### TO DO
What lines below include the string "paint"? Pick them out and copy them.

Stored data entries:
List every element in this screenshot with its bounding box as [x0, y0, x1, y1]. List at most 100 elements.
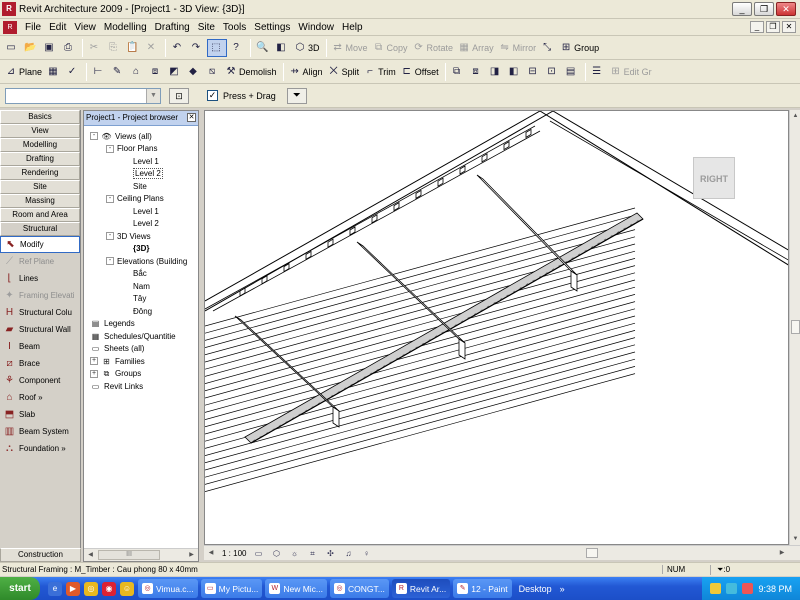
scroll-up-icon[interactable]: ▲	[790, 111, 800, 121]
paste-button[interactable]: 📋	[124, 39, 142, 57]
scroll-left-icon[interactable]: ◀	[206, 548, 216, 558]
tree-node[interactable]: Level 2	[84, 218, 198, 231]
undo-button[interactable]: ↶	[169, 39, 187, 57]
zoom-button[interactable]: 🔍	[254, 39, 272, 57]
menu-modelling[interactable]: Modelling	[100, 22, 151, 33]
tree-node[interactable]: {3D}	[84, 243, 198, 256]
tree-node[interactable]: Nam	[84, 280, 198, 293]
print-button[interactable]: ⎙	[60, 39, 78, 57]
browser-horizontal-scrollbar[interactable]: ◀ III ▶	[84, 548, 198, 561]
match-button[interactable]: ✎	[109, 63, 127, 81]
menu-help[interactable]: Help	[338, 22, 367, 33]
copy-clipboard-button[interactable]: ⧉	[449, 63, 467, 81]
task-vimua[interactable]: ◎ Vimua.c...	[138, 579, 198, 598]
ie-icon[interactable]: e	[48, 581, 62, 596]
task-paint[interactable]: ✎ 12 - Paint	[453, 579, 512, 598]
collapse-icon[interactable]: -	[106, 194, 114, 203]
menu-settings[interactable]: Settings	[250, 22, 294, 33]
tree-node[interactable]: ▭ Sheets (all)	[84, 343, 198, 356]
antivirus-icon[interactable]	[742, 583, 754, 594]
tool-beam[interactable]: I Beam	[0, 338, 80, 355]
tree-node[interactable]: ▭ Revit Links	[84, 380, 198, 393]
menu-window[interactable]: Window	[294, 22, 338, 33]
tree-node[interactable]: Bắc	[84, 268, 198, 281]
filter-button[interactable]: ⏷	[286, 87, 307, 104]
tool-framing-elevation[interactable]: ✦ Framing Elevati	[0, 287, 80, 304]
model-graphics-icon[interactable]: ⬡	[270, 548, 282, 559]
scroll-left-icon[interactable]: ◀	[85, 550, 96, 560]
browser-icon[interactable]: ◎	[84, 581, 98, 596]
tool-structural-wall[interactable]: ▰ Structural Wall	[0, 321, 80, 338]
demolish-button[interactable]: ⚒ Demolish	[223, 63, 279, 81]
delete-button[interactable]: ✕	[143, 39, 161, 57]
redo-button[interactable]: ↷	[188, 39, 206, 57]
expand-icon[interactable]: +	[90, 369, 98, 378]
array-button[interactable]: ▦ Array	[456, 39, 496, 57]
restore-button[interactable]: ❐	[754, 2, 774, 16]
offset-button[interactable]: ⊏ Offset	[399, 63, 441, 81]
tree-node[interactable]: -3D Views	[84, 230, 198, 243]
cut-geometry-button[interactable]: ◩	[166, 63, 184, 81]
tab-view[interactable]: View	[0, 124, 80, 138]
copy-element-button[interactable]: ⧉ Copy	[371, 39, 410, 57]
tool-foundation[interactable]: ⛬ Foundation »	[0, 440, 80, 457]
collapse-icon[interactable]: -	[106, 257, 114, 266]
open-button[interactable]: 📂	[22, 39, 40, 57]
document-icon[interactable]: R	[3, 20, 17, 34]
task-new-microsoft[interactable]: W New Mic...	[265, 579, 327, 598]
task-congt[interactable]: ◎ CONGT...	[330, 579, 389, 598]
tree-node[interactable]: - 👁 Views (all)	[84, 130, 198, 143]
hide-button[interactable]: ⊟	[525, 63, 543, 81]
tab-basics[interactable]: Basics	[0, 110, 80, 124]
tab-massing[interactable]: Massing	[0, 194, 80, 208]
menu-tools[interactable]: Tools	[219, 22, 250, 33]
unpin-button[interactable]: ◧	[506, 63, 524, 81]
media-icon[interactable]: ▶	[66, 581, 80, 596]
tab-structural[interactable]: Structural	[0, 222, 80, 236]
tab-modelling[interactable]: Modelling	[0, 138, 80, 152]
grid-button[interactable]: ▦	[45, 63, 63, 81]
dimension-button[interactable]: ⊢	[90, 63, 108, 81]
group-button[interactable]: ⊞ Group	[558, 39, 601, 57]
edit-group-button[interactable]: ⊞ Edit Gr	[608, 63, 654, 81]
shadows-icon[interactable]: ☼	[288, 548, 300, 559]
view-scale[interactable]: 1 : 100	[222, 549, 246, 558]
tool-structural-column[interactable]: H Structural Colu	[0, 304, 80, 321]
align-button[interactable]: ⇸ Align	[287, 63, 325, 81]
temporary-hide-icon[interactable]: ♫	[342, 548, 354, 559]
press-drag-checkbox[interactable]: ✓	[207, 90, 218, 101]
tool-roof[interactable]: ⌂ Roof »	[0, 389, 80, 406]
tree-node[interactable]: - Ceiling Plans	[84, 193, 198, 206]
collapse-icon[interactable]: -	[106, 232, 114, 241]
shading-button[interactable]: ◧	[273, 39, 291, 57]
collapse-icon[interactable]: -	[106, 144, 114, 153]
tree-node[interactable]: + ⊞ Families	[84, 355, 198, 368]
view-vertical-scrollbar[interactable]: ▲ ▼	[789, 110, 800, 545]
tab-drafting[interactable]: Drafting	[0, 152, 80, 166]
tool-modify[interactable]: ⬉ Modify	[0, 236, 80, 253]
tab-site[interactable]: Site	[0, 180, 80, 194]
tree-node[interactable]: Tây	[84, 293, 198, 306]
join-button[interactable]: ⧈	[147, 63, 165, 81]
reveal-button[interactable]: ▤	[563, 63, 581, 81]
tab-room-and-area[interactable]: Room and Area	[0, 208, 80, 222]
tool-lines[interactable]: ⌊ Lines	[0, 270, 80, 287]
tree-node[interactable]: ▤ Legends	[84, 318, 198, 331]
tree-node[interactable]: Level 2	[84, 168, 198, 181]
trim-button[interactable]: ⌐ Trim	[362, 63, 398, 81]
close-icon[interactable]: ✕	[187, 113, 196, 122]
scroll-thumb[interactable]	[586, 548, 598, 558]
split-face-button[interactable]: ⧅	[204, 63, 222, 81]
tag-button[interactable]: ⌂	[128, 63, 146, 81]
tree-node[interactable]: ▦ Schedules/Quantitie	[84, 330, 198, 343]
view-cube[interactable]: RIGHT	[693, 157, 735, 199]
show-crop-icon[interactable]: ✣	[324, 548, 336, 559]
app-icon[interactable]: ◉	[102, 581, 116, 596]
modify-toggle-button[interactable]: ⬚	[207, 38, 227, 57]
properties-list-button[interactable]: ☰	[589, 63, 607, 81]
paint-button[interactable]: ◆	[185, 63, 203, 81]
resize-button[interactable]: ⤡	[539, 39, 557, 57]
work-plane-button[interactable]: ⊿ Plane	[3, 63, 44, 81]
tree-node[interactable]: - Elevations (Building	[84, 255, 198, 268]
spell-button[interactable]: ✓	[64, 63, 82, 81]
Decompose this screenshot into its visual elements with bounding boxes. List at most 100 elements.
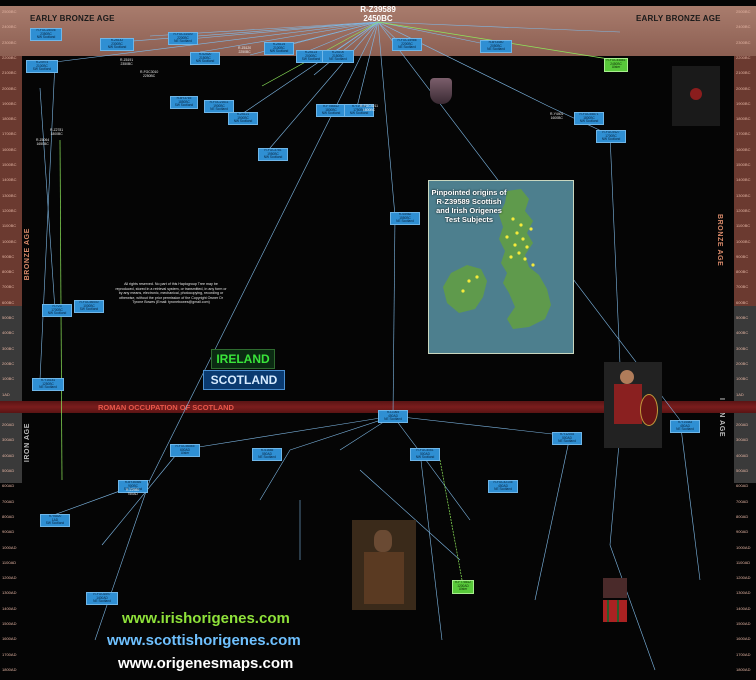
haplogroup-node-loc: NE Scotland: [329, 57, 347, 62]
haplogroup-node-loc: NE Scotland: [174, 39, 192, 44]
haplogroup-label-date: 1600BC: [550, 116, 563, 120]
portrait-body-icon: [364, 552, 404, 604]
tartan-portrait-image: [603, 578, 627, 598]
haplogroup-node: R-Y14483 450AD NE Scotland: [670, 420, 700, 433]
haplogroup-label-date: 2250BC: [238, 50, 251, 54]
haplogroup-node-loc: NW Scotland: [195, 59, 215, 64]
beaker-pot-image: [430, 78, 452, 104]
root-haplogroup-date: 2450BC: [363, 14, 393, 23]
haplogroup-node-loc: NE Scotland: [384, 417, 402, 422]
haplogroup-node-loc: NW Scotland: [321, 111, 341, 116]
haplogroup-node-loc: NE Scotland: [93, 599, 111, 604]
haplogroup-node: R-Y16181 1250BC NE Scotland: [32, 378, 64, 391]
portrait-head-icon: [374, 530, 392, 552]
haplogroup-node-loc: NE Scotland: [487, 47, 505, 52]
haplogroup-node: R-FGC3781 1950BC NW Scotland: [258, 148, 288, 161]
haplogroup-node: R-S1685 550AD NE Scotland: [252, 448, 282, 461]
haplogroup-node: R-BY3765 1850BC SW Scotland: [170, 96, 198, 109]
haplogroup-node-loc: NW Scotland: [263, 155, 283, 160]
copyright-notice: All rights reserved. No part of this Hap…: [115, 282, 227, 305]
haplogroup-node: R-S2520 2150BC NW Scotland: [190, 52, 220, 65]
haplogroup-node: R-FGC25006 2350BC NW Scotland: [30, 28, 62, 41]
haplogroup-node-loc: NE Scotland: [494, 487, 512, 492]
origins-map-inset: Pinpointed origins of R-Z39589 Scottish …: [428, 180, 574, 354]
haplogroup-node: R-Z6124 2100BC NW Scotland: [264, 42, 294, 55]
url-irish-origenes[interactable]: www.irishorigenes.com: [122, 610, 290, 627]
haplogroup-node-loc: NE Scotland: [210, 107, 228, 112]
haplogroup-node-loc: NE Scotland: [258, 455, 276, 460]
soldier-head-icon: [620, 370, 634, 384]
haplogroup-node: R-S5982 1550BC NE Scotland: [390, 212, 420, 225]
soldier-tunic-icon: [614, 384, 642, 424]
haplogroup-label: R-Y4401 1600BC: [550, 112, 563, 120]
root-haplogroup: R-Z39589 2450BC: [335, 5, 421, 23]
haplogroup-node: R-Y6820 1AD SW Scotland: [40, 514, 70, 527]
url-scottish-origenes[interactable]: www.scottishorigenes.com: [107, 632, 301, 649]
haplogroup-label: R-FGC3010 2250BC: [140, 70, 158, 78]
haplogroup-node-loc: SW Scotland: [79, 307, 99, 312]
root-haplogroup-id: R-Z39589: [360, 5, 396, 14]
haplogroup-node-loc: SW Scotland: [301, 57, 321, 62]
haplogroup-node: R-FGC56540 1000BC SW Scotland: [74, 300, 104, 313]
haplogroup-node: R-Z6121 1900BC NW Scotland: [228, 112, 258, 125]
haplogroup-label-date: 1800BC: [362, 108, 376, 112]
haplogroup-node-loc: NE Scotland: [396, 219, 414, 224]
ireland-badge: IRELAND: [211, 349, 275, 369]
haplogroup-node: R-Y12034 500AD NE Scotland: [552, 432, 582, 445]
haplogroup-label: R-FGC4211 1800BC: [360, 104, 378, 112]
haplogroup-node-loc: NW Scotland: [415, 455, 435, 460]
haplogroup-node: R-FGC56865 600AD Ulster: [170, 444, 200, 457]
bronze-artifact-image: [672, 66, 720, 126]
haplogroup-node: R-Y23 1700BC NW Scotland: [42, 304, 72, 317]
haplogroup-node-loc: SW Scotland: [174, 103, 194, 108]
haplogroup-node: R-FGC9427 1700BC NW Scotland: [596, 130, 626, 143]
haplogroup-node: R-FT78612 1200AD Ulster: [452, 580, 474, 594]
haplogroup-node-loc: NE Scotland: [39, 385, 57, 390]
haplogroup-node-loc: Ulster: [611, 65, 621, 70]
haplogroup-node: R-FGC4061 500AD NW Scotland: [410, 448, 440, 461]
haplogroup-node-loc: NW Scotland: [47, 311, 67, 316]
haplogroup-node: R-FT56512 1800BC NW Scotland: [316, 104, 346, 117]
url-origenes-maps[interactable]: www.origenesmaps.com: [118, 655, 293, 672]
haplogroup-label-date: 1650BC: [36, 142, 49, 146]
haplogroup-label: R-Z2980 750AD: [126, 488, 139, 496]
haplogroup-node: R-FGC21611 1900BC NE Scotland: [204, 100, 234, 113]
haplogroup-node: R-FGC31400 2200BC NE Scotland: [168, 32, 198, 45]
haplogroup-node-loc: NW Scotland: [601, 137, 621, 142]
haplogroup-node-loc: Ulster: [458, 587, 468, 592]
haplogroup-node: R-FGC42146 450AD NE Scotland: [488, 480, 518, 493]
haplogroup-node-loc: NW Scotland: [579, 119, 599, 124]
haplogroup-node-loc: NE Scotland: [558, 439, 576, 444]
red-flower-icon: [690, 88, 702, 100]
haplogroup-node: R-FGC15986 2200BC NE Scotland: [392, 38, 422, 51]
haplogroup-label-date: 2350BC: [120, 62, 133, 66]
haplogroup-node: R-Z5974 2100BC SW Scotland: [26, 60, 58, 73]
haplogroup-label: R-Z6191 2350BC: [120, 58, 133, 66]
haplogroup-node-loc: NE Scotland: [398, 45, 416, 50]
haplogroup-node: R-FGC54871 1800BC NW Scotland: [574, 112, 604, 125]
haplogroup-label: R-Z6120 2250BC: [238, 46, 251, 54]
haplogroup-node-loc: SW Scotland: [45, 521, 65, 526]
haplogroup-tree-poster: EARLY BRONZE AGE EARLY BRONZE AGE BRONZE…: [0, 0, 756, 680]
haplogroup-node-loc: NE Scotland: [676, 427, 694, 432]
haplogroup-node: R-FGC6597 1400AD NE Scotland: [86, 592, 118, 605]
haplogroup-node-loc: NW Scotland: [36, 35, 56, 40]
haplogroup-node-loc: NW Scotland: [233, 119, 253, 124]
haplogroup-node-loc: SW Scotland: [32, 67, 52, 72]
haplogroup-label-date: 2250BC: [143, 74, 156, 78]
haplogroup-node-loc: NW Scotland: [107, 45, 127, 50]
scotland-badge: SCOTLAND: [203, 370, 285, 390]
haplogroup-node-loc: NW Scotland: [349, 111, 369, 116]
map-title: Pinpointed origins of R-Z39589 Scottish …: [431, 188, 507, 224]
haplogroup-label-date: 1800BC: [50, 132, 63, 136]
haplogroup-node: R-Z6100 2150BC NE Scotland: [322, 50, 354, 63]
haplogroup-node: R-Z6142 2300BC NW Scotland: [100, 38, 134, 51]
haplogroup-node: R-FGC44861 2450BC Ulster: [604, 58, 628, 72]
haplogroup-node: R-L1065 450AD NE Scotland: [378, 410, 408, 423]
haplogroup-node-loc: Ulster: [180, 451, 190, 456]
haplogroup-node: R-BY3480 2050BC NE Scotland: [480, 40, 512, 53]
haplogroup-label: R-Z6064 1650BC: [36, 138, 49, 146]
shield-icon: [640, 394, 658, 426]
roman-soldier-image: [604, 362, 662, 448]
scottish-noble-portrait-image: [352, 520, 416, 610]
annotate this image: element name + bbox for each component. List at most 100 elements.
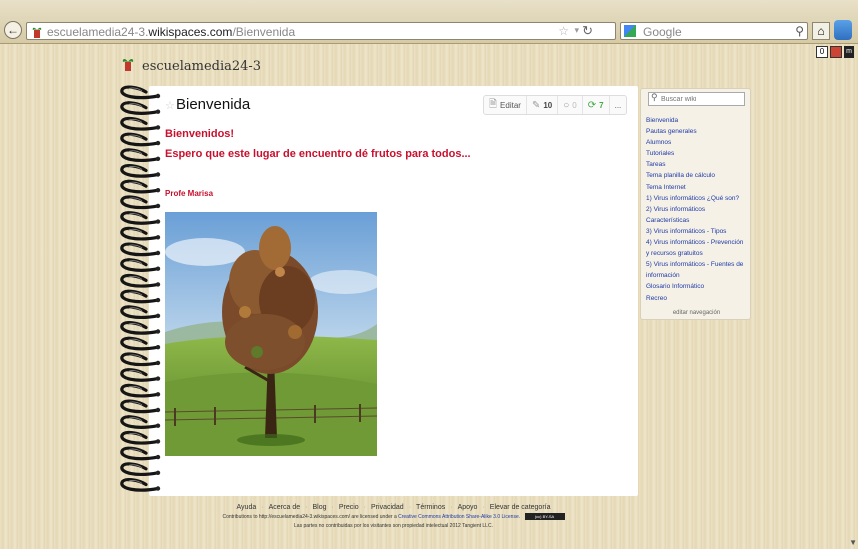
footer-separator: · xyxy=(408,504,412,511)
binding-ring xyxy=(120,242,161,257)
addon-image-icon xyxy=(830,46,842,58)
more-button[interactable]: ... xyxy=(610,96,627,114)
binding-ring xyxy=(120,164,161,178)
binding-ring xyxy=(120,446,161,461)
sidebar-item-virus-tipos[interactable]: 3) Virus informáticos - Tipos xyxy=(646,226,750,237)
footer-link-ayuda[interactable]: Ayuda xyxy=(237,504,257,511)
binding-ring xyxy=(120,132,161,147)
binding-ring xyxy=(120,101,161,115)
follow-button[interactable]: ⟳ 7 xyxy=(583,96,610,114)
binding-ring xyxy=(120,211,161,225)
search-icon[interactable]: ⚲ xyxy=(795,24,804,38)
search-icon: ⚲ xyxy=(651,92,658,102)
spiral-binding xyxy=(120,85,161,492)
binding-ring xyxy=(120,258,161,272)
footer-link-blog[interactable]: Blog xyxy=(312,504,326,511)
sidebar-item-glosario[interactable]: Glosario Informático xyxy=(646,281,750,292)
license-line: Contributions to http://escuelamedia24-3… xyxy=(149,513,638,522)
footer-separator: · xyxy=(363,504,367,511)
binding-ring xyxy=(120,336,161,351)
sidebar-item-tareas[interactable]: Tareas xyxy=(646,159,750,170)
license-link[interactable]: Creative Commons Attribution Share-Alike… xyxy=(398,514,520,520)
wiki-navigation: Bienvenida Pautas generales Alumnos Tuto… xyxy=(646,115,750,304)
edit-page-icon: 🗎 xyxy=(489,98,498,110)
sidebar-item-pautas-generales[interactable]: Pautas generales xyxy=(646,126,750,137)
license-text: Contributions to http://escuelamedia24-3… xyxy=(222,514,397,520)
binding-ring xyxy=(120,478,161,492)
footer-link-precio[interactable]: Precio xyxy=(339,504,359,511)
footer-link-privacidad[interactable]: Privacidad xyxy=(371,504,404,511)
search-engine-label: Google xyxy=(643,25,682,39)
edit-label: Editar xyxy=(500,100,521,110)
footer-link-acerca[interactable]: Acerca de xyxy=(269,504,301,511)
welcome-message: Espero que este lugar de encuentro dé fr… xyxy=(165,148,471,160)
edit-button[interactable]: 🗎 Editar xyxy=(484,96,527,114)
binding-ring xyxy=(120,195,161,210)
binding-ring xyxy=(120,179,161,194)
sidebar-item-virus-que-son[interactable]: 1) Virus informáticos ¿Qué son? xyxy=(646,193,750,204)
site-name[interactable]: escuelamedia24-3 xyxy=(142,59,261,74)
sidebar-item-virus-caracteristicas[interactable]: 2) Virus informáticos xyxy=(646,204,750,215)
wiki-search-input[interactable] xyxy=(661,93,743,105)
footer-link-elevar[interactable]: Elevar de categoría xyxy=(490,504,551,511)
revisions-button[interactable]: ✎ 10 xyxy=(527,96,559,114)
favorite-star-icon[interactable]: ☆ xyxy=(165,99,175,112)
follow-arrow-icon: ⟳ xyxy=(587,99,597,111)
binding-ring xyxy=(120,305,161,319)
sidebar-item-bienvenida[interactable]: Bienvenida xyxy=(646,115,750,126)
back-button[interactable]: ← xyxy=(4,21,22,39)
sidebar-item-recreo[interactable]: Recreo xyxy=(646,293,750,304)
binding-ring xyxy=(120,116,161,131)
page-background: 0 m escuelamedia24-3 ☆ Bienvenida 🗎 Edit… xyxy=(0,44,858,549)
more-label: ... xyxy=(614,100,622,110)
counter-badge: 0 xyxy=(816,46,828,58)
ownership-text: Las partes no contribuidas por los visit… xyxy=(294,523,493,529)
sidebar-item-planilla-calculo[interactable]: Tema planilla de cálculo xyxy=(646,170,750,181)
scroll-down-arrow-icon[interactable]: ▼ xyxy=(849,538,857,547)
site-logo-icon xyxy=(122,58,134,71)
sidebar-item-virus-prevencion[interactable]: 4) Virus informáticos - Prevención xyxy=(646,237,750,248)
edit-navigation-link[interactable]: editar navegación xyxy=(641,310,752,316)
chevron-down-icon[interactable]: ▾ xyxy=(574,25,579,36)
wikispaces-favicon-icon xyxy=(32,27,42,38)
binding-ring xyxy=(120,462,161,476)
cc-license-badge[interactable]: (cc) BY-SA xyxy=(524,513,565,521)
address-bar[interactable]: escuelamedia24-3.wikispaces.com/Bienveni… xyxy=(26,22,616,40)
wiki-search-box[interactable]: ⚲ xyxy=(648,92,745,106)
binding-ring xyxy=(120,430,161,445)
skype-addon-icon[interactable] xyxy=(834,20,852,40)
bookmark-star-icon[interactable]: ☆ xyxy=(558,24,569,38)
binding-ring xyxy=(120,352,161,367)
sidebar-item-virus-fuentes-cont[interactable]: información xyxy=(646,270,750,281)
binding-ring xyxy=(120,399,161,414)
footer-link-terminos[interactable]: Términos xyxy=(416,504,445,511)
wiki-sidebar: ⚲ Bienvenida Pautas generales Alumnos Tu… xyxy=(640,88,751,320)
sidebar-item-tutoriales[interactable]: Tutoriales xyxy=(646,148,750,159)
sidebar-item-virus-caracteristicas-cont[interactable]: Características xyxy=(646,215,750,226)
footer-separator: · xyxy=(482,504,485,511)
footer-separator: · xyxy=(261,504,264,511)
revisions-count: 10 xyxy=(543,100,553,110)
binding-ring xyxy=(120,273,161,288)
binding-ring xyxy=(120,226,161,241)
footer-links: Ayuda · Acerca de · Blog · Precio · Privacidad · T… xyxy=(149,503,638,513)
footer-link-apoyo[interactable]: Apoyo xyxy=(458,504,478,511)
home-button[interactable]: ⌂ xyxy=(812,22,830,40)
comments-button[interactable]: ○ 0 xyxy=(558,96,583,114)
footer-separator: · xyxy=(331,504,334,511)
binding-ring xyxy=(120,321,161,335)
url-text: escuelamedia24-3.wikispaces.com/Bienveni… xyxy=(47,25,296,39)
sidebar-item-alumnos[interactable]: Alumnos xyxy=(646,137,750,148)
pencil-icon: ✎ xyxy=(531,99,541,111)
sidebar-item-virus-prevencion-cont[interactable]: y recursos gratuitos xyxy=(646,248,750,259)
tree-photo xyxy=(165,212,377,456)
addon-extra-icon: m xyxy=(844,46,854,58)
search-bar[interactable]: Google ⚲ xyxy=(620,22,808,40)
follows-count: 7 xyxy=(599,100,604,110)
sidebar-item-tema-internet[interactable]: Tema Internet xyxy=(646,182,750,193)
sidebar-item-virus-fuentes[interactable]: 5) Virus informáticos - Fuentes de xyxy=(646,259,750,270)
binding-ring xyxy=(120,289,161,304)
reload-icon[interactable]: ↻ xyxy=(582,23,593,39)
binding-ring xyxy=(120,85,161,100)
page-footer: Ayuda · Acerca de · Blog · Precio · Privacidad · T… xyxy=(149,503,638,531)
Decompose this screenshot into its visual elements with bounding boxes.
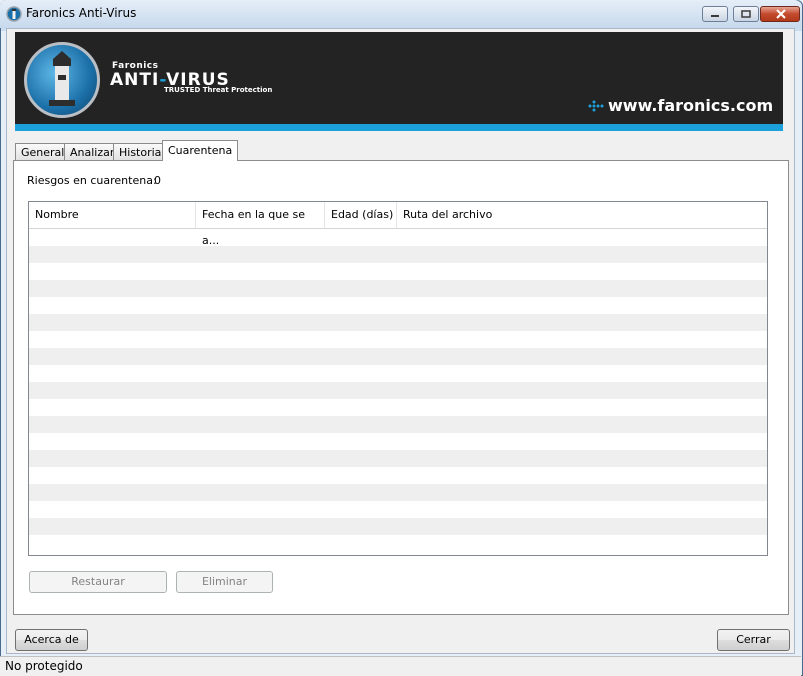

### SOLUTION
task-paint[interactable]: ✎ 12 - Paint	[453, 579, 512, 598]
paint-button[interactable]: ◆	[185, 63, 203, 81]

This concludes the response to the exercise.